DATASET RECORDS start

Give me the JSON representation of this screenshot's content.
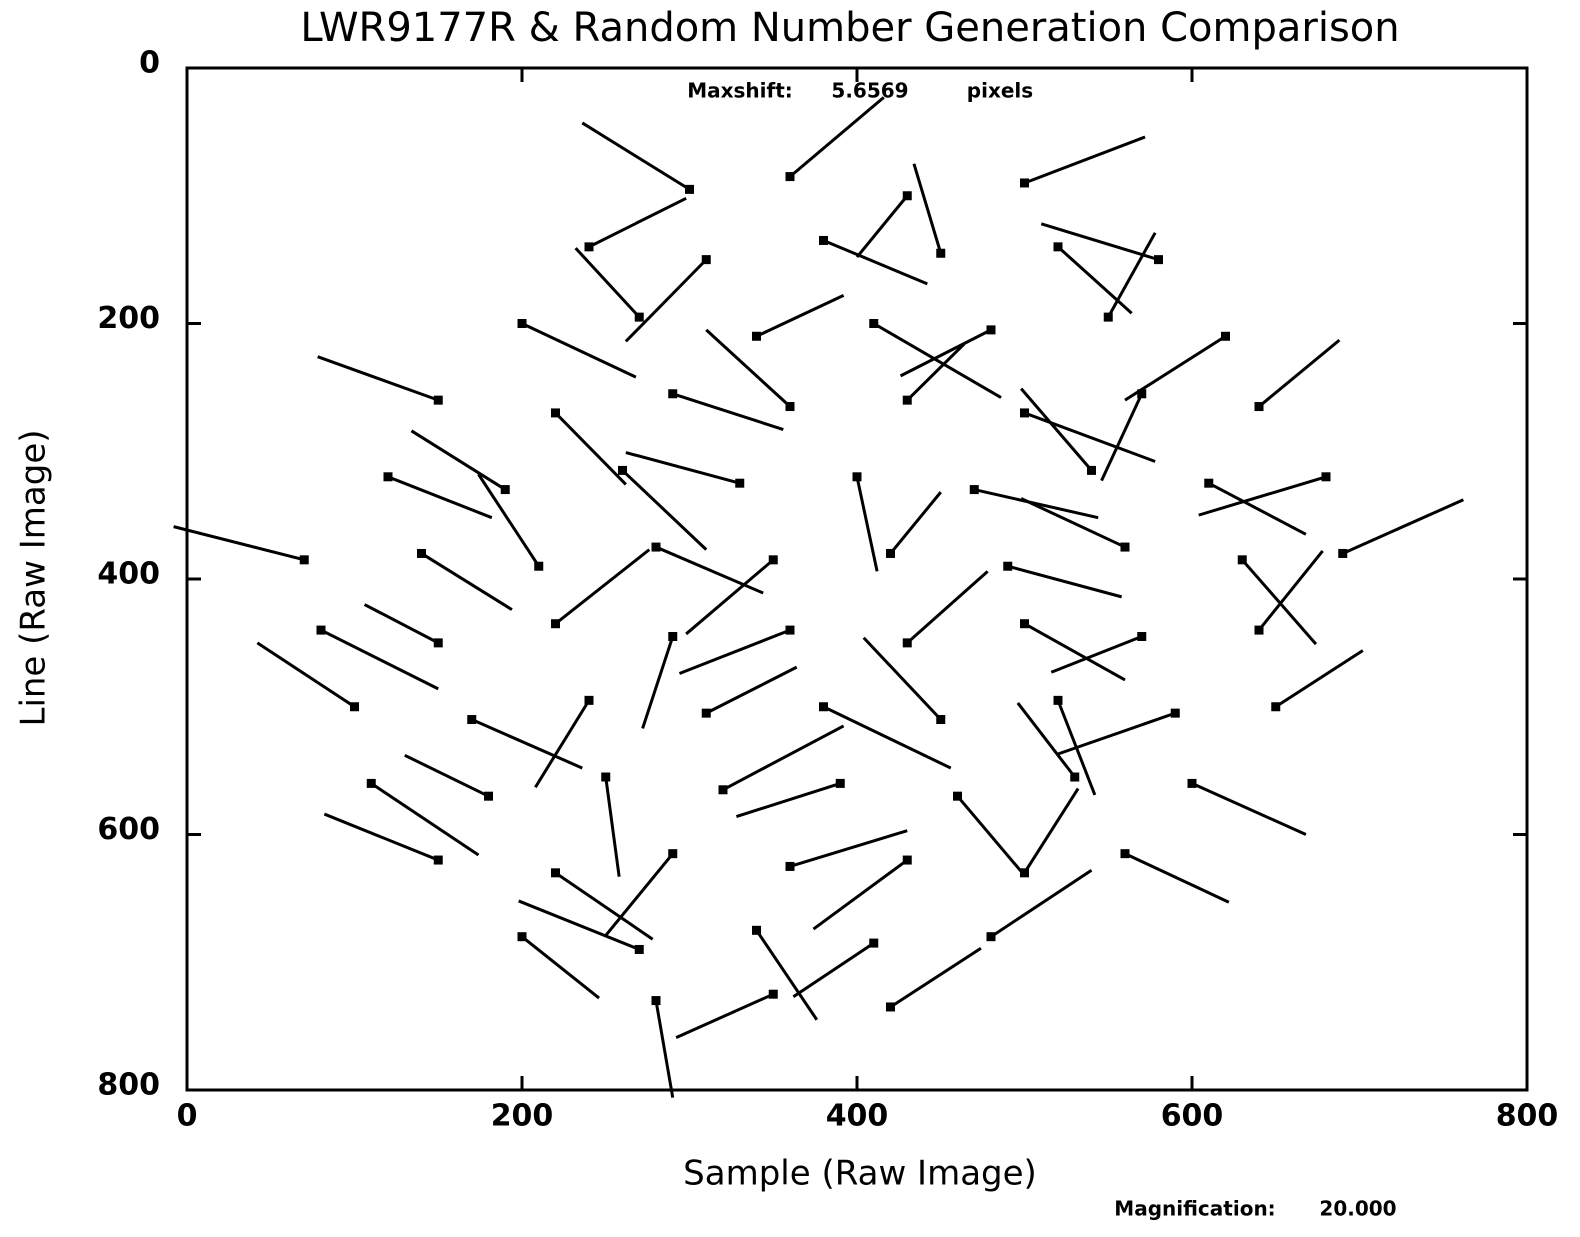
{
  "chart_data": {
    "type": "quiver",
    "title": "LWR9177R & Random Number Generation Comparison",
    "xlabel": "Sample  (Raw Image)",
    "ylabel": "Line  (Raw Image)",
    "maxshift_label": "Maxshift:",
    "maxshift": 5.6569,
    "maxshift_unit": "pixels",
    "magnification_label": "Magnification:",
    "magnification": {
      "value": 20,
      "label": "20.000"
    },
    "xlim": [
      0,
      800
    ],
    "xticks": [
      0,
      200,
      400,
      600,
      800
    ],
    "ylim": [
      800,
      0
    ],
    "yticks": [
      0,
      200,
      400,
      600,
      800
    ],
    "color": "#000000",
    "x": [
      300,
      360,
      430,
      500,
      240,
      310,
      380,
      450,
      520,
      580,
      200,
      270,
      340,
      410,
      480,
      550,
      620,
      150,
      220,
      290,
      360,
      430,
      500,
      570,
      640,
      120,
      190,
      260,
      330,
      400,
      470,
      540,
      610,
      680,
      70,
      140,
      210,
      280,
      350,
      420,
      490,
      560,
      630,
      690,
      80,
      150,
      220,
      290,
      360,
      430,
      500,
      570,
      640,
      100,
      170,
      240,
      310,
      380,
      450,
      520,
      590,
      650,
      110,
      180,
      250,
      320,
      390,
      460,
      530,
      600,
      150,
      220,
      290,
      360,
      430,
      500,
      560,
      200,
      270,
      340,
      410,
      480,
      280,
      350,
      420
    ],
    "y": [
      95,
      85,
      100,
      90,
      140,
      150,
      135,
      145,
      140,
      150,
      200,
      195,
      210,
      200,
      205,
      195,
      210,
      260,
      270,
      255,
      265,
      260,
      270,
      255,
      265,
      320,
      330,
      315,
      325,
      320,
      330,
      315,
      325,
      320,
      385,
      380,
      390,
      375,
      385,
      380,
      390,
      375,
      385,
      380,
      440,
      450,
      435,
      445,
      440,
      450,
      435,
      445,
      440,
      500,
      510,
      495,
      505,
      500,
      510,
      495,
      505,
      500,
      560,
      570,
      555,
      565,
      560,
      570,
      555,
      560,
      620,
      630,
      615,
      625,
      620,
      630,
      615,
      680,
      690,
      675,
      685,
      680,
      730,
      725,
      735
    ],
    "dx": [
      -3.2,
      2.8,
      -1.5,
      3.6,
      2.9,
      -2.4,
      3.1,
      -0.8,
      2.2,
      -3.5,
      3.4,
      -1.9,
      2.6,
      3.8,
      -2.7,
      1.4,
      -3.0,
      -3.6,
      2.1,
      3.3,
      -2.5,
      1.7,
      3.9,
      -1.2,
      2.4,
      3.1,
      -2.8,
      2.5,
      -3.4,
      0.6,
      3.7,
      -2.1,
      2.9,
      -3.8,
      -3.9,
      2.7,
      -1.8,
      3.2,
      -2.6,
      1.5,
      3.4,
      -3.1,
      2.2,
      3.6,
      3.5,
      -2.2,
      2.8,
      -0.9,
      -3.3,
      2.4,
      3.0,
      -2.7,
      1.9,
      -2.9,
      3.3,
      -1.6,
      2.7,
      3.8,
      -2.3,
      1.1,
      -3.5,
      2.6,
      3.2,
      -2.5,
      0.4,
      3.6,
      -3.1,
      2.0,
      -1.7,
      3.4,
      -3.4,
      2.9,
      -2.0,
      3.5,
      -2.8,
      1.6,
      3.1,
      2.3,
      -3.6,
      1.8,
      -2.4,
      3.0,
      0.5,
      -2.9,
      2.7
    ],
    "dy": [
      -2.6,
      -3.1,
      2.4,
      -1.8,
      -1.9,
      3.2,
      1.7,
      -3.5,
      2.6,
      -1.4,
      2.1,
      -2.7,
      -1.6,
      2.9,
      1.8,
      -3.3,
      2.5,
      -1.7,
      2.8,
      1.4,
      -3.0,
      -2.2,
      1.9,
      3.4,
      -2.6,
      1.6,
      -2.3,
      3.1,
      -1.2,
      3.7,
      1.1,
      -3.2,
      2.0,
      1.5,
      -1.3,
      2.2,
      -3.6,
      1.8,
      2.9,
      -2.4,
      1.2,
      -1.9,
      3.3,
      -2.1,
      2.3,
      -1.5,
      -2.9,
      3.6,
      1.7,
      -2.8,
      2.2,
      1.4,
      -3.1,
      -2.5,
      1.9,
      3.4,
      -1.8,
      2.4,
      -3.2,
      3.7,
      1.6,
      -2.2,
      2.8,
      -1.6,
      3.9,
      -2.5,
      1.3,
      3.1,
      -2.9,
      2.0,
      -1.8,
      2.6,
      3.2,
      -1.4,
      2.7,
      -3.3,
      1.9,
      2.4,
      -1.9,
      3.5,
      2.1,
      -2.6,
      3.8,
      1.7,
      -2.3
    ]
  }
}
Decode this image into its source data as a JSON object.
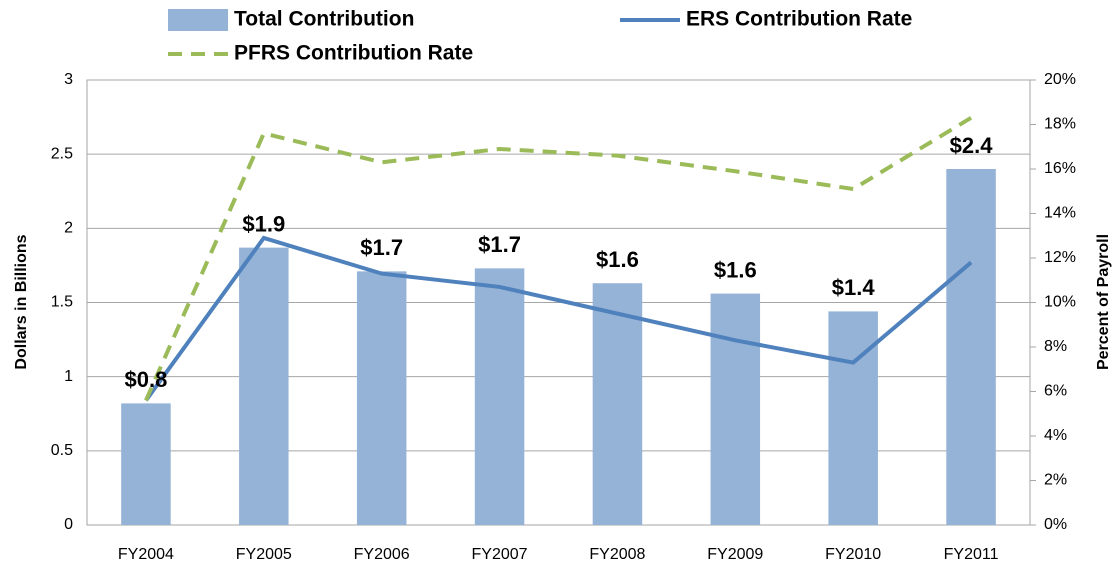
{
  "chart_data": {
    "type": "bar",
    "categories": [
      "FY2004",
      "FY2005",
      "FY2006",
      "FY2007",
      "FY2008",
      "FY2009",
      "FY2010",
      "FY2011"
    ],
    "series": [
      {
        "name": "Total Contribution",
        "type": "bar",
        "color": "#95b3d7",
        "values": [
          0.82,
          1.87,
          1.71,
          1.73,
          1.63,
          1.56,
          1.44,
          2.4
        ],
        "value_labels": [
          "$0.8",
          "$1.9",
          "$1.7",
          "$1.7",
          "$1.6",
          "$1.6",
          "$1.4",
          "$2.4"
        ]
      },
      {
        "name": "ERS Contribution Rate",
        "type": "line",
        "axis": "y2",
        "color": "#4f81bd",
        "dashed": false,
        "values": [
          5.6,
          12.9,
          11.3,
          10.7,
          9.5,
          8.3,
          7.3,
          11.8
        ]
      },
      {
        "name": "PFRS Contribution Rate",
        "type": "line",
        "axis": "y2",
        "color": "#9bbb59",
        "dashed": true,
        "values": [
          5.6,
          17.6,
          16.3,
          16.9,
          16.6,
          15.9,
          15.1,
          18.3
        ]
      }
    ],
    "y_label": "Dollars in Billions",
    "y2_label": "Percent of Payroll",
    "ylim": [
      0,
      3
    ],
    "yticks": [
      0,
      0.5,
      1,
      1.5,
      2,
      2.5,
      3
    ],
    "y2lim": [
      0,
      20
    ],
    "y2ticks": [
      {
        "value": 0,
        "label": "0%"
      },
      {
        "value": 2,
        "label": "2%"
      },
      {
        "value": 4,
        "label": "4%"
      },
      {
        "value": 6,
        "label": "6%"
      },
      {
        "value": 8,
        "label": "8%"
      },
      {
        "value": 10,
        "label": "10%"
      },
      {
        "value": 12,
        "label": "12%"
      },
      {
        "value": 14,
        "label": "14%"
      },
      {
        "value": 16,
        "label": "16%"
      },
      {
        "value": 18,
        "label": "18%"
      },
      {
        "value": 20,
        "label": "20%"
      }
    ],
    "grid": true
  }
}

DATASET RECORDS end

### WHAT IS EXPECTED
All the records need to be repeated exactly, with the images dropped.

### FULL ANSWER
Give me the JSON representation of this screenshot's content.
{
  "chart_data": {
    "type": "quiver",
    "title": "LWR9177R & Random Number Generation Comparison",
    "xlabel": "Sample  (Raw Image)",
    "ylabel": "Line  (Raw Image)",
    "maxshift_label": "Maxshift:",
    "maxshift": 5.6569,
    "maxshift_unit": "pixels",
    "magnification_label": "Magnification:",
    "magnification": {
      "value": 20,
      "label": "20.000"
    },
    "xlim": [
      0,
      800
    ],
    "xticks": [
      0,
      200,
      400,
      600,
      800
    ],
    "ylim": [
      800,
      0
    ],
    "yticks": [
      0,
      200,
      400,
      600,
      800
    ],
    "color": "#000000",
    "x": [
      300,
      360,
      430,
      500,
      240,
      310,
      380,
      450,
      520,
      580,
      200,
      270,
      340,
      410,
      480,
      550,
      620,
      150,
      220,
      290,
      360,
      430,
      500,
      570,
      640,
      120,
      190,
      260,
      330,
      400,
      470,
      540,
      610,
      680,
      70,
      140,
      210,
      280,
      350,
      420,
      490,
      560,
      630,
      690,
      80,
      150,
      220,
      290,
      360,
      430,
      500,
      570,
      640,
      100,
      170,
      240,
      310,
      380,
      450,
      520,
      590,
      650,
      110,
      180,
      250,
      320,
      390,
      460,
      530,
      600,
      150,
      220,
      290,
      360,
      430,
      500,
      560,
      200,
      270,
      340,
      410,
      480,
      280,
      350,
      420
    ],
    "y": [
      95,
      85,
      100,
      90,
      140,
      150,
      135,
      145,
      140,
      150,
      200,
      195,
      210,
      200,
      205,
      195,
      210,
      260,
      270,
      255,
      265,
      260,
      270,
      255,
      265,
      320,
      330,
      315,
      325,
      320,
      330,
      315,
      325,
      320,
      385,
      380,
      390,
      375,
      385,
      380,
      390,
      375,
      385,
      380,
      440,
      450,
      435,
      445,
      440,
      450,
      435,
      445,
      440,
      500,
      510,
      495,
      505,
      500,
      510,
      495,
      505,
      500,
      560,
      570,
      555,
      565,
      560,
      570,
      555,
      560,
      620,
      630,
      615,
      625,
      620,
      630,
      615,
      680,
      690,
      675,
      685,
      680,
      730,
      725,
      735
    ],
    "dx": [
      -3.2,
      2.8,
      -1.5,
      3.6,
      2.9,
      -2.4,
      3.1,
      -0.8,
      2.2,
      -3.5,
      3.4,
      -1.9,
      2.6,
      3.8,
      -2.7,
      1.4,
      -3.0,
      -3.6,
      2.1,
      3.3,
      -2.5,
      1.7,
      3.9,
      -1.2,
      2.4,
      3.1,
      -2.8,
      2.5,
      -3.4,
      0.6,
      3.7,
      -2.1,
      2.9,
      -3.8,
      -3.9,
      2.7,
      -1.8,
      3.2,
      -2.6,
      1.5,
      3.4,
      -3.1,
      2.2,
      3.6,
      3.5,
      -2.2,
      2.8,
      -0.9,
      -3.3,
      2.4,
      3.0,
      -2.7,
      1.9,
      -2.9,
      3.3,
      -1.6,
      2.7,
      3.8,
      -2.3,
      1.1,
      -3.5,
      2.6,
      3.2,
      -2.5,
      0.4,
      3.6,
      -3.1,
      2.0,
      -1.7,
      3.4,
      -3.4,
      2.9,
      -2.0,
      3.5,
      -2.8,
      1.6,
      3.1,
      2.3,
      -3.6,
      1.8,
      -2.4,
      3.0,
      0.5,
      -2.9,
      2.7
    ],
    "dy": [
      -2.6,
      -3.1,
      2.4,
      -1.8,
      -1.9,
      3.2,
      1.7,
      -3.5,
      2.6,
      -1.4,
      2.1,
      -2.7,
      -1.6,
      2.9,
      1.8,
      -3.3,
      2.5,
      -1.7,
      2.8,
      1.4,
      -3.0,
      -2.2,
      1.9,
      3.4,
      -2.6,
      1.6,
      -2.3,
      3.1,
      -1.2,
      3.7,
      1.1,
      -3.2,
      2.0,
      1.5,
      -1.3,
      2.2,
      -3.6,
      1.8,
      2.9,
      -2.4,
      1.2,
      -1.9,
      3.3,
      -2.1,
      2.3,
      -1.5,
      -2.9,
      3.6,
      1.7,
      -2.8,
      2.2,
      1.4,
      -3.1,
      -2.5,
      1.9,
      3.4,
      -1.8,
      2.4,
      -3.2,
      3.7,
      1.6,
      -2.2,
      2.8,
      -1.6,
      3.9,
      -2.5,
      1.3,
      3.1,
      -2.9,
      2.0,
      -1.8,
      2.6,
      3.2,
      -1.4,
      2.7,
      -3.3,
      1.9,
      2.4,
      -1.9,
      3.5,
      2.1,
      -2.6,
      3.8,
      1.7,
      -2.3
    ]
  }
}
Decode this image into its source data as a JSON object.
{
  "chart_data": {
    "type": "bar",
    "categories": [
      "FY2004",
      "FY2005",
      "FY2006",
      "FY2007",
      "FY2008",
      "FY2009",
      "FY2010",
      "FY2011"
    ],
    "series": [
      {
        "name": "Total Contribution",
        "type": "bar",
        "color": "#95b3d7",
        "values": [
          0.82,
          1.87,
          1.71,
          1.73,
          1.63,
          1.56,
          1.44,
          2.4
        ],
        "value_labels": [
          "$0.8",
          "$1.9",
          "$1.7",
          "$1.7",
          "$1.6",
          "$1.6",
          "$1.4",
          "$2.4"
        ]
      },
      {
        "name": "ERS Contribution Rate",
        "type": "line",
        "axis": "y2",
        "color": "#4f81bd",
        "dashed": false,
        "values": [
          5.6,
          12.9,
          11.3,
          10.7,
          9.5,
          8.3,
          7.3,
          11.8
        ]
      },
      {
        "name": "PFRS Contribution Rate",
        "type": "line",
        "axis": "y2",
        "color": "#9bbb59",
        "dashed": true,
        "values": [
          5.6,
          17.6,
          16.3,
          16.9,
          16.6,
          15.9,
          15.1,
          18.3
        ]
      }
    ],
    "y_label": "Dollars in Billions",
    "y2_label": "Percent of Payroll",
    "ylim": [
      0,
      3
    ],
    "yticks": [
      0,
      0.5,
      1,
      1.5,
      2,
      2.5,
      3
    ],
    "y2lim": [
      0,
      20
    ],
    "y2ticks": [
      {
        "value": 0,
        "label": "0%"
      },
      {
        "value": 2,
        "label": "2%"
      },
      {
        "value": 4,
        "label": "4%"
      },
      {
        "value": 6,
        "label": "6%"
      },
      {
        "value": 8,
        "label": "8%"
      },
      {
        "value": 10,
        "label": "10%"
      },
      {
        "value": 12,
        "label": "12%"
      },
      {
        "value": 14,
        "label": "14%"
      },
      {
        "value": 16,
        "label": "16%"
      },
      {
        "value": 18,
        "label": "18%"
      },
      {
        "value": 20,
        "label": "20%"
      }
    ],
    "grid": true
  }
}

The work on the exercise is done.